→ **TASK TO COMPLETE**: Write out the listing beneath this instruction in its entirety, exactly as it reads.
[start of PROVIDED ENTRIES]
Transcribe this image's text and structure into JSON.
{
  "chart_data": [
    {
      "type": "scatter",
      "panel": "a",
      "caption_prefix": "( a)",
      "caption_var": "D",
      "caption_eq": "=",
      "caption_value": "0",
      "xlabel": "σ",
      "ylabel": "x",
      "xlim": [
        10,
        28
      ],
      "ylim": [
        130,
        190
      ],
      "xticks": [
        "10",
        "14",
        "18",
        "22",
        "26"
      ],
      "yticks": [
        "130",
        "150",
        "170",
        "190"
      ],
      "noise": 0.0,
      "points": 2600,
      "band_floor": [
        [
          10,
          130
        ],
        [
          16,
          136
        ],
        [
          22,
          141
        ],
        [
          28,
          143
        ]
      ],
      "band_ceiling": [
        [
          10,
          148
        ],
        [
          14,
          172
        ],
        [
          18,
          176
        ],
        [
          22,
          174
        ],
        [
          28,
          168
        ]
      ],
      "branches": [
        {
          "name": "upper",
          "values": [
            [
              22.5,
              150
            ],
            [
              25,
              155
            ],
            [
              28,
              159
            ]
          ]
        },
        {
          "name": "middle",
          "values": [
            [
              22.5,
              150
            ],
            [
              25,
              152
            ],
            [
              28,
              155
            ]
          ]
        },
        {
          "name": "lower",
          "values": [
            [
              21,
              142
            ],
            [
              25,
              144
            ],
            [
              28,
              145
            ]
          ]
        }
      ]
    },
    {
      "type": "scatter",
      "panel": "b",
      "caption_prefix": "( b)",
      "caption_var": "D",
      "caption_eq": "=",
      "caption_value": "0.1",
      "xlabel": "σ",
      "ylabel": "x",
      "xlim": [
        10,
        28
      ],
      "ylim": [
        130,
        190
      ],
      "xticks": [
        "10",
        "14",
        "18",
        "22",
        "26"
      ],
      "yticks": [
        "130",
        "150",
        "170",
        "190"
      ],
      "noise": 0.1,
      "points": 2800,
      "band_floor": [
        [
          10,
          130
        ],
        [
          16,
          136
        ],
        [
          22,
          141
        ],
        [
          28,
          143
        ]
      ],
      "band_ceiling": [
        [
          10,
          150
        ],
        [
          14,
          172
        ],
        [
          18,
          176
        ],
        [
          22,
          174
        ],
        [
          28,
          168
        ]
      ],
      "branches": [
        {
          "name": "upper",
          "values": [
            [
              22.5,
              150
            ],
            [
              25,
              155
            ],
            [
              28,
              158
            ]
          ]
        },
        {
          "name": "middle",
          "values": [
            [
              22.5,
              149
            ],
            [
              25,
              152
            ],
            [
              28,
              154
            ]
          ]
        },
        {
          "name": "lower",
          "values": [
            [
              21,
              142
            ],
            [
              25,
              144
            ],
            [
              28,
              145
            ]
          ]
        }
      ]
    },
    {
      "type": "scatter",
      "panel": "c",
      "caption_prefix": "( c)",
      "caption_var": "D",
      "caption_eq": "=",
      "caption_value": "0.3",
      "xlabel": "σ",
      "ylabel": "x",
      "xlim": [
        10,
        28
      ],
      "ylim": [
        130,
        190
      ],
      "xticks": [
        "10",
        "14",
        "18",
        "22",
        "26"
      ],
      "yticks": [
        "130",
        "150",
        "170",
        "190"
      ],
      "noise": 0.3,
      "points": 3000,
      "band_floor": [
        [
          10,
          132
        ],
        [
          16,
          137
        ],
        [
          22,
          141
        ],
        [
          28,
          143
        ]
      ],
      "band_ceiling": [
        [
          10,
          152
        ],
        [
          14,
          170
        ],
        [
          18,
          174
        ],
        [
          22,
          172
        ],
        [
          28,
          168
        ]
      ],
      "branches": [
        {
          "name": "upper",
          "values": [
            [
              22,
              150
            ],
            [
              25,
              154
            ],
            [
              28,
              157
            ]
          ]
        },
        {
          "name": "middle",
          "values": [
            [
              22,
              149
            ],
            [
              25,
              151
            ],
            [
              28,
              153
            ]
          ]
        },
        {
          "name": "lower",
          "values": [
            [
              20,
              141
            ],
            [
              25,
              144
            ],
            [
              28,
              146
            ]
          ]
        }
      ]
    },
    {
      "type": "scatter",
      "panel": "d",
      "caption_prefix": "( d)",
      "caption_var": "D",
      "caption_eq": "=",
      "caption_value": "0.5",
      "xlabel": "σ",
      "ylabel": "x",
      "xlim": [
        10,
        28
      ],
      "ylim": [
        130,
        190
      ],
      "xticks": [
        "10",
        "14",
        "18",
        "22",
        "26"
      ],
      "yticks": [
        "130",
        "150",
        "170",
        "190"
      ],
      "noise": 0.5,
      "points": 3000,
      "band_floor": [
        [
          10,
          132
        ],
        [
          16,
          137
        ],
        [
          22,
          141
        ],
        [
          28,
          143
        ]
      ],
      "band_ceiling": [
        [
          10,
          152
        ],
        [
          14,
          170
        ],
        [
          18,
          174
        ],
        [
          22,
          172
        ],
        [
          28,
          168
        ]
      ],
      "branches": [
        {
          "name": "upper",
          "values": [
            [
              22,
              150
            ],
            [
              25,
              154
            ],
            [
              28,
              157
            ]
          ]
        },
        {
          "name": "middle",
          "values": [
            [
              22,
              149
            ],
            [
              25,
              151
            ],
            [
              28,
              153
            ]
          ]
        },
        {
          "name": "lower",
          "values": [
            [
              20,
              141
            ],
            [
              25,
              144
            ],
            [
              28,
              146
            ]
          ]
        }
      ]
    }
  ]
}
[end of PROVIDED ENTRIES]
→ **SOLUTION**:
Transcribe this image's text and structure into JSON.
{
  "chart_data": [
    {
      "type": "scatter",
      "panel": "a",
      "caption_prefix": "( a)",
      "caption_var": "D",
      "caption_eq": "=",
      "caption_value": "0",
      "xlabel": "σ",
      "ylabel": "x",
      "xlim": [
        10,
        28
      ],
      "ylim": [
        130,
        190
      ],
      "xticks": [
        "10",
        "14",
        "18",
        "22",
        "26"
      ],
      "yticks": [
        "130",
        "150",
        "170",
        "190"
      ],
      "noise": 0.0,
      "points": 2600,
      "band_floor": [
        [
          10,
          130
        ],
        [
          16,
          136
        ],
        [
          22,
          141
        ],
        [
          28,
          143
        ]
      ],
      "band_ceiling": [
        [
          10,
          148
        ],
        [
          14,
          172
        ],
        [
          18,
          176
        ],
        [
          22,
          174
        ],
        [
          28,
          168
        ]
      ],
      "branches": [
        {
          "name": "upper",
          "values": [
            [
              22.5,
              150
            ],
            [
              25,
              155
            ],
            [
              28,
              159
            ]
          ]
        },
        {
          "name": "middle",
          "values": [
            [
              22.5,
              150
            ],
            [
              25,
              152
            ],
            [
              28,
              155
            ]
          ]
        },
        {
          "name": "lower",
          "values": [
            [
              21,
              142
            ],
            [
              25,
              144
            ],
            [
              28,
              145
            ]
          ]
        }
      ]
    },
    {
      "type": "scatter",
      "panel": "b",
      "caption_prefix": "( b)",
      "caption_var": "D",
      "caption_eq": "=",
      "caption_value": "0.1",
      "xlabel": "σ",
      "ylabel": "x",
      "xlim": [
        10,
        28
      ],
      "ylim": [
        130,
        190
      ],
      "xticks": [
        "10",
        "14",
        "18",
        "22",
        "26"
      ],
      "yticks": [
        "130",
        "150",
        "170",
        "190"
      ],
      "noise": 0.1,
      "points": 2800,
      "band_floor": [
        [
          10,
          130
        ],
        [
          16,
          136
        ],
        [
          22,
          141
        ],
        [
          28,
          143
        ]
      ],
      "band_ceiling": [
        [
          10,
          150
        ],
        [
          14,
          172
        ],
        [
          18,
          176
        ],
        [
          22,
          174
        ],
        [
          28,
          168
        ]
      ],
      "branches": [
        {
          "name": "upper",
          "values": [
            [
              22.5,
              150
            ],
            [
              25,
              155
            ],
            [
              28,
              158
            ]
          ]
        },
        {
          "name": "middle",
          "values": [
            [
              22.5,
              149
            ],
            [
              25,
              152
            ],
            [
              28,
              154
            ]
          ]
        },
        {
          "name": "lower",
          "values": [
            [
              21,
              142
            ],
            [
              25,
              144
            ],
            [
              28,
              145
            ]
          ]
        }
      ]
    },
    {
      "type": "scatter",
      "panel": "c",
      "caption_prefix": "( c)",
      "caption_var": "D",
      "caption_eq": "=",
      "caption_value": "0.3",
      "xlabel": "σ",
      "ylabel": "x",
      "xlim": [
        10,
        28
      ],
      "ylim": [
        130,
        190
      ],
      "xticks": [
        "10",
        "14",
        "18",
        "22",
        "26"
      ],
      "yticks": [
        "130",
        "150",
        "170",
        "190"
      ],
      "noise": 0.3,
      "points": 3000,
      "band_floor": [
        [
          10,
          132
        ],
        [
          16,
          137
        ],
        [
          22,
          141
        ],
        [
          28,
          143
        ]
      ],
      "band_ceiling": [
        [
          10,
          152
        ],
        [
          14,
          170
        ],
        [
          18,
          174
        ],
        [
          22,
          172
        ],
        [
          28,
          168
        ]
      ],
      "branches": [
        {
          "name": "upper",
          "values": [
            [
              22,
              150
            ],
            [
              25,
              154
            ],
            [
              28,
              157
            ]
          ]
        },
        {
          "name": "middle",
          "values": [
            [
              22,
              149
            ],
            [
              25,
              151
            ],
            [
              28,
              153
            ]
          ]
        },
        {
          "name": "lower",
          "values": [
            [
              20,
              141
            ],
            [
              25,
              144
            ],
            [
              28,
              146
            ]
          ]
        }
      ]
    },
    {
      "type": "scatter",
      "panel": "d",
      "caption_prefix": "( d)",
      "caption_var": "D",
      "caption_eq": "=",
      "caption_value": "0.5",
      "xlabel": "σ",
      "ylabel": "x",
      "xlim": [
        10,
        28
      ],
      "ylim": [
        130,
        190
      ],
      "xticks": [
        "10",
        "14",
        "18",
        "22",
        "26"
      ],
      "yticks": [
        "130",
        "150",
        "170",
        "190"
      ],
      "noise": 0.5,
      "points": 3000,
      "band_floor": [
        [
          10,
          132
        ],
        [
          16,
          137
        ],
        [
          22,
          141
        ],
        [
          28,
          143
        ]
      ],
      "band_ceiling": [
        [
          10,
          152
        ],
        [
          14,
          170
        ],
        [
          18,
          174
        ],
        [
          22,
          172
        ],
        [
          28,
          168
        ]
      ],
      "branches": [
        {
          "name": "upper",
          "values": [
            [
              22,
              150
            ],
            [
              25,
              154
            ],
            [
              28,
              157
            ]
          ]
        },
        {
          "name": "middle",
          "values": [
            [
              22,
              149
            ],
            [
              25,
              151
            ],
            [
              28,
              153
            ]
          ]
        },
        {
          "name": "lower",
          "values": [
            [
              20,
              141
            ],
            [
              25,
              144
            ],
            [
              28,
              146
            ]
          ]
        }
      ]
    }
  ]
}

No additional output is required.